==== Dataset content
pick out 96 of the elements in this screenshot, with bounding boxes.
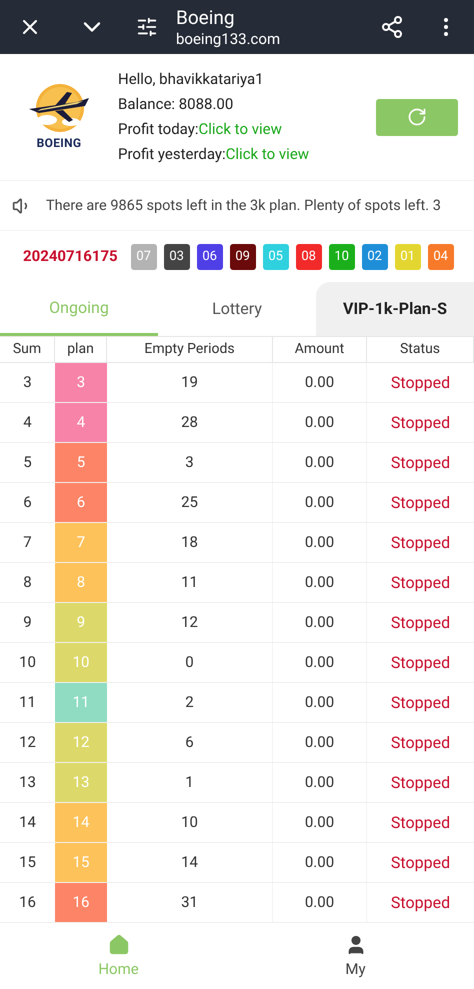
table-cell-text: 10	[18, 652, 37, 674]
table-cell: 0.00	[273, 803, 367, 842]
tab[interactable]: Ongoing	[0, 282, 158, 336]
table-cell: 0.00	[273, 683, 367, 722]
table-cell: 0.00	[273, 523, 367, 562]
table-cell: 0.00	[273, 403, 367, 442]
table-cell: 31	[107, 883, 273, 922]
plan-cell: 12	[55, 723, 107, 762]
table-cell: 0.00	[273, 643, 367, 682]
table-cell: 3	[107, 443, 273, 482]
table-cell: 0.00	[273, 723, 367, 762]
table-cell-text: 8	[22, 572, 33, 594]
plan-cell: 4	[55, 403, 107, 442]
status-cell-text: Stopped	[390, 692, 452, 714]
status-cell-text: Stopped	[390, 532, 452, 554]
home-icon	[108, 934, 130, 956]
table-cell: 6	[107, 723, 273, 762]
table-cell: 12	[107, 603, 273, 642]
tab[interactable]: Lottery	[158, 282, 316, 336]
status-cell-text: Stopped	[390, 812, 452, 834]
plan-cell: 16	[55, 883, 107, 922]
airplane-logo-icon	[27, 82, 91, 134]
view-link[interactable]: Click to view	[226, 142, 310, 167]
table-cell: 18	[107, 523, 273, 562]
plan-cell: 10	[55, 643, 107, 682]
refresh-icon	[407, 107, 427, 127]
plan-cell: 8	[55, 563, 107, 602]
table-cell: 0.00	[273, 483, 367, 522]
table-cell-text: 4	[22, 412, 33, 434]
table-cell-text: 9	[22, 612, 33, 634]
column-header: Amount	[273, 337, 367, 362]
table-cell: 14	[107, 843, 273, 882]
status-cell-text: Stopped	[390, 412, 452, 434]
table-cell: 10	[107, 803, 273, 842]
table-cell: 0.00	[273, 883, 367, 922]
table-cell-text: 6	[22, 492, 33, 514]
page-title: Boeing	[176, 6, 236, 30]
column-header: Sum	[0, 337, 55, 362]
share-icon[interactable]	[380, 15, 404, 39]
nav-item[interactable]: My	[237, 925, 474, 989]
status-cell-text: Stopped	[390, 732, 452, 754]
table-cell-text: 7	[22, 532, 33, 554]
table-cell: 0.00	[273, 443, 367, 482]
plan-cell: 6	[55, 483, 107, 522]
plan-cell: 11	[55, 683, 107, 722]
column-header: Empty Periods	[107, 337, 273, 362]
table-cell-text: 13	[18, 772, 37, 794]
plan-cell: 3	[55, 363, 107, 402]
balance-text: Balance: 8088.00	[118, 94, 234, 115]
plan-cell: 15	[55, 843, 107, 882]
table-cell: 11	[107, 563, 273, 602]
table-cell: 0.00	[273, 603, 367, 642]
status-cell-text: Stopped	[390, 892, 452, 914]
table-cell: 0.00	[273, 563, 367, 602]
status-cell-text: Stopped	[390, 852, 452, 874]
table-cell-text: 5	[22, 452, 33, 474]
table-cell: 0.00	[273, 763, 367, 802]
profit-label: Profit today:	[118, 119, 198, 140]
status-cell-text: Stopped	[390, 772, 452, 794]
table-cell: 1	[107, 763, 273, 802]
nav-item[interactable]: Home	[0, 925, 237, 989]
period-number: 20240716175	[23, 246, 118, 268]
table-cell-text: 15	[18, 852, 37, 874]
table-cell: 19	[107, 363, 273, 402]
settings-icon[interactable]	[136, 16, 158, 38]
page-url: boeing133.com	[176, 30, 280, 48]
plan-cell: 13	[55, 763, 107, 802]
table-cell-text: 12	[18, 732, 37, 754]
plan-cell: 9	[55, 603, 107, 642]
plan-cell: 5	[55, 443, 107, 482]
plan-cell: 14	[55, 803, 107, 842]
status-cell-text: Stopped	[390, 372, 452, 394]
table-cell: 25	[107, 483, 273, 522]
plan-tab[interactable]: VIP-1k-Plan-S	[316, 282, 474, 336]
greeting-text: Hello, bhavikkatariya1	[118, 69, 265, 90]
view-link[interactable]: Click to view	[198, 117, 282, 142]
notice-text: There are 9865 spots left in the 3k plan. Plenty of spots left. 3	[46, 196, 441, 216]
table-cell: 0	[107, 643, 273, 682]
table-cell: 2	[107, 683, 273, 722]
column-header: plan	[55, 337, 107, 362]
status-cell-text: Stopped	[390, 492, 452, 514]
status-cell-text: Stopped	[390, 452, 452, 474]
table-cell-text: 3	[22, 372, 33, 394]
table-cell-text: 11	[18, 692, 37, 714]
logo-text: BOEING	[36, 135, 82, 152]
plan-cell: 7	[55, 523, 107, 562]
profit-label: Profit yesterday:	[118, 144, 226, 165]
status-cell-text: Stopped	[390, 612, 452, 634]
table-cell-text: 16	[18, 892, 37, 914]
table-cell-text: 14	[18, 812, 37, 834]
status-cell-text: Stopped	[390, 572, 452, 594]
table-cell: 0.00	[273, 363, 367, 402]
column-header: Status	[367, 337, 474, 362]
table-cell: 28	[107, 403, 273, 442]
table-cell: 0.00	[273, 843, 367, 882]
status-cell-text: Stopped	[390, 652, 452, 674]
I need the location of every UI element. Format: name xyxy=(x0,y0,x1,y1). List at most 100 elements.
========
#### [Exercise goal]
Give every row above as a numbered list, skipping blank lines and leaving out the pictures.

#### [Solved exercise]
1. pick out 96 of the elements in this screenshot, with bounding boxes.
2. table-cell-text: 10	[18, 652, 37, 674]
3. table-cell: 0.00	[273, 803, 367, 842]
4. tab[interactable]: Ongoing	[0, 282, 158, 336]
5. table-cell: 0.00	[273, 683, 367, 722]
6. table-cell: 0.00	[273, 523, 367, 562]
7. table-cell: 0.00	[273, 403, 367, 442]
8. table-cell: 31	[107, 883, 273, 922]
9. plan-cell: 12	[55, 723, 107, 762]
10. table-cell: 0.00	[273, 643, 367, 682]
11. table-cell: 3	[107, 443, 273, 482]
12. table-cell: 0.00	[273, 723, 367, 762]
13. table-cell-text: 8	[22, 572, 33, 594]
14. plan-cell: 4	[55, 403, 107, 442]
15. status-cell-text: Stopped	[390, 692, 452, 714]
16. status-cell-text: Stopped	[390, 532, 452, 554]
17. home-icon	[108, 934, 130, 956]
18. table-cell: 6	[107, 723, 273, 762]
19. table-cell: 12	[107, 603, 273, 642]
20. tab[interactable]: Lottery	[158, 282, 316, 336]
21. status-cell-text: Stopped	[390, 812, 452, 834]
22. plan-cell: 16	[55, 883, 107, 922]
23. airplane-logo-icon	[27, 82, 91, 134]
24. view-link[interactable]: Click to view	[226, 142, 310, 167]
25. table-cell: 18	[107, 523, 273, 562]
26. plan-cell: 10	[55, 643, 107, 682]
27. refresh-icon	[407, 107, 427, 127]
28. plan-cell: 8	[55, 563, 107, 602]
29. table-cell: 0.00	[273, 483, 367, 522]
30. table-cell-text: 4	[22, 412, 33, 434]
31. table-cell-text: 9	[22, 612, 33, 634]
32. column-header: Amount	[273, 337, 367, 362]
33. table-cell: 14	[107, 843, 273, 882]
34. status-cell-text: Stopped	[390, 412, 452, 434]
35. table-cell: 10	[107, 803, 273, 842]
36. table-cell: 0.00	[273, 883, 367, 922]
37. table-cell-text: 6	[22, 492, 33, 514]
38. page-title: Boeing	[176, 6, 236, 30]
39. column-header: Sum	[0, 337, 55, 362]
40. share-icon[interactable]	[380, 15, 404, 39]
41. nav-item[interactable]: My	[237, 925, 474, 989]
42. status-cell-text: Stopped	[390, 732, 452, 754]
43. table-cell-text: 7	[22, 532, 33, 554]
44. table-cell: 0.00	[273, 443, 367, 482]
45. plan-cell: 6	[55, 483, 107, 522]
46. plan-cell: 11	[55, 683, 107, 722]
47. column-header: Empty Periods	[107, 337, 273, 362]
48. table-cell-text: 13	[18, 772, 37, 794]
49. plan-cell: 3	[55, 363, 107, 402]
50. balance-text: Balance: 8088.00	[118, 94, 234, 115]
51. plan-cell: 15	[55, 843, 107, 882]
52. table-cell: 11	[107, 563, 273, 602]
53. table-cell: 0.00	[273, 603, 367, 642]
54. status-cell-text: Stopped	[390, 892, 452, 914]
55. table-cell: 0.00	[273, 563, 367, 602]
56. status-cell-text: Stopped	[390, 852, 452, 874]
57. table-cell-text: 5	[22, 452, 33, 474]
58. table-cell: 0.00	[273, 763, 367, 802]
59. profit-label: Profit today:	[118, 119, 198, 140]
60. status-cell-text: Stopped	[390, 772, 452, 794]
61. table-cell: 1	[107, 763, 273, 802]
62. nav-item[interactable]: Home	[0, 925, 237, 989]
63. period-number: 20240716175	[23, 246, 118, 268]
64. table-cell-text: 15	[18, 852, 37, 874]
65. table-cell: 19	[107, 363, 273, 402]
66. settings-icon[interactable]	[136, 16, 158, 38]
67. page-url: boeing133.com	[176, 30, 280, 48]
68. plan-cell: 13	[55, 763, 107, 802]
69. table-cell-text: 12	[18, 732, 37, 754]
70. plan-cell: 9	[55, 603, 107, 642]
71. plan-cell: 5	[55, 443, 107, 482]
72. plan-cell: 14	[55, 803, 107, 842]
73. status-cell-text: Stopped	[390, 372, 452, 394]
74. table-cell: 25	[107, 483, 273, 522]
75. plan-tab[interactable]: VIP-1k-Plan-S	[316, 282, 474, 336]
76. greeting-text: Hello, bhavikkatariya1	[118, 69, 265, 90]
77. view-link[interactable]: Click to view	[198, 117, 282, 142]
78. notice-text: There are 9865 spots left in the 3k plan. Plenty of spots left. 3	[46, 196, 441, 216]
79. table-cell: 0	[107, 643, 273, 682]
80. table-cell: 2	[107, 683, 273, 722]
81. column-header: plan	[55, 337, 107, 362]
82. status-cell-text: Stopped	[390, 492, 452, 514]
83. status-cell-text: Stopped	[390, 452, 452, 474]
84. table-cell-text: 3	[22, 372, 33, 394]
85. table-cell-text: 11	[18, 692, 37, 714]
86. logo-text: BOEING	[36, 135, 82, 152]
87. plan-cell: 7	[55, 523, 107, 562]
88. profit-label: Profit yesterday:	[118, 144, 226, 165]
89. status-cell-text: Stopped	[390, 612, 452, 634]
90. table-cell-text: 16	[18, 892, 37, 914]
91. table-cell-text: 14	[18, 812, 37, 834]
92. status-cell-text: Stopped	[390, 572, 452, 594]
93. table-cell: 0.00	[273, 363, 367, 402]
94. column-header: Status	[367, 337, 474, 362]
95. table-cell: 28	[107, 403, 273, 442]
96. table-cell: 0.00	[273, 843, 367, 882]
97. status-cell-text: Stopped	[390, 652, 452, 674]
98. I need the location of every UI element. Format: name xyxy=(x0,y0,x1,y1). List at most 100 elements.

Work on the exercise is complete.